Goal: Transcribe each of the records below exactly, excluding all pictures.
## Start Rows
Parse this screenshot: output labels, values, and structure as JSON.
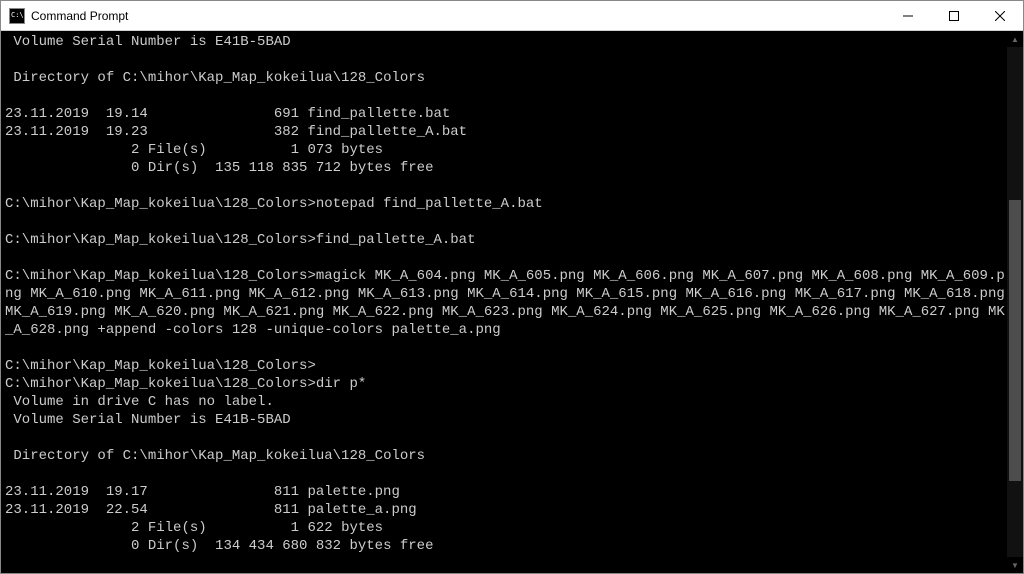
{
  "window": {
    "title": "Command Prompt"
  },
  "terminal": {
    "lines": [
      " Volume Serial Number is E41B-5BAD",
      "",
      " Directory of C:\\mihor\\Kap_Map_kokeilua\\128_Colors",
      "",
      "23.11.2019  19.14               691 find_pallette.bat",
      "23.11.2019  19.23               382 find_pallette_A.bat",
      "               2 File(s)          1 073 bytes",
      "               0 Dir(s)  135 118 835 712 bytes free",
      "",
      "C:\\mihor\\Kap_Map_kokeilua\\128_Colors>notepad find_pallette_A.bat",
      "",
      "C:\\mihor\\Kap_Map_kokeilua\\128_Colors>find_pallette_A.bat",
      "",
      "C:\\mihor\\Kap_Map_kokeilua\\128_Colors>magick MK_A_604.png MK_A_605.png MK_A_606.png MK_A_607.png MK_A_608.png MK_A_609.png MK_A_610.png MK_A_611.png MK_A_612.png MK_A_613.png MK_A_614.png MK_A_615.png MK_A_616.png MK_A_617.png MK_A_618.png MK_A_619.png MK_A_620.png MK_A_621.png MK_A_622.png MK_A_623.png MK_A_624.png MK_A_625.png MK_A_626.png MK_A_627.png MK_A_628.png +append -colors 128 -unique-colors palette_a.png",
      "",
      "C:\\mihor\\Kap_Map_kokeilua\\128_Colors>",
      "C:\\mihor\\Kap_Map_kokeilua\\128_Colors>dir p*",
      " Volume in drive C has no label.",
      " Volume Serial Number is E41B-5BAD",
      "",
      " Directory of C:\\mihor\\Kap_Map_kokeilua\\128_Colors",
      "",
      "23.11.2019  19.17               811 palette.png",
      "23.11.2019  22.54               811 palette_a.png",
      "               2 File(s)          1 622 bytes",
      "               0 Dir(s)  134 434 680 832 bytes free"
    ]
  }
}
## End Rows
Response to this task:
Parse this screenshot: output labels, values, and structure as JSON.
{
  "window": {
    "title": "Command Prompt"
  },
  "terminal": {
    "lines": [
      " Volume Serial Number is E41B-5BAD",
      "",
      " Directory of C:\\mihor\\Kap_Map_kokeilua\\128_Colors",
      "",
      "23.11.2019  19.14               691 find_pallette.bat",
      "23.11.2019  19.23               382 find_pallette_A.bat",
      "               2 File(s)          1 073 bytes",
      "               0 Dir(s)  135 118 835 712 bytes free",
      "",
      "C:\\mihor\\Kap_Map_kokeilua\\128_Colors>notepad find_pallette_A.bat",
      "",
      "C:\\mihor\\Kap_Map_kokeilua\\128_Colors>find_pallette_A.bat",
      "",
      "C:\\mihor\\Kap_Map_kokeilua\\128_Colors>magick MK_A_604.png MK_A_605.png MK_A_606.png MK_A_607.png MK_A_608.png MK_A_609.png MK_A_610.png MK_A_611.png MK_A_612.png MK_A_613.png MK_A_614.png MK_A_615.png MK_A_616.png MK_A_617.png MK_A_618.png MK_A_619.png MK_A_620.png MK_A_621.png MK_A_622.png MK_A_623.png MK_A_624.png MK_A_625.png MK_A_626.png MK_A_627.png MK_A_628.png +append -colors 128 -unique-colors palette_a.png",
      "",
      "C:\\mihor\\Kap_Map_kokeilua\\128_Colors>",
      "C:\\mihor\\Kap_Map_kokeilua\\128_Colors>dir p*",
      " Volume in drive C has no label.",
      " Volume Serial Number is E41B-5BAD",
      "",
      " Directory of C:\\mihor\\Kap_Map_kokeilua\\128_Colors",
      "",
      "23.11.2019  19.17               811 palette.png",
      "23.11.2019  22.54               811 palette_a.png",
      "               2 File(s)          1 622 bytes",
      "               0 Dir(s)  134 434 680 832 bytes free"
    ]
  }
}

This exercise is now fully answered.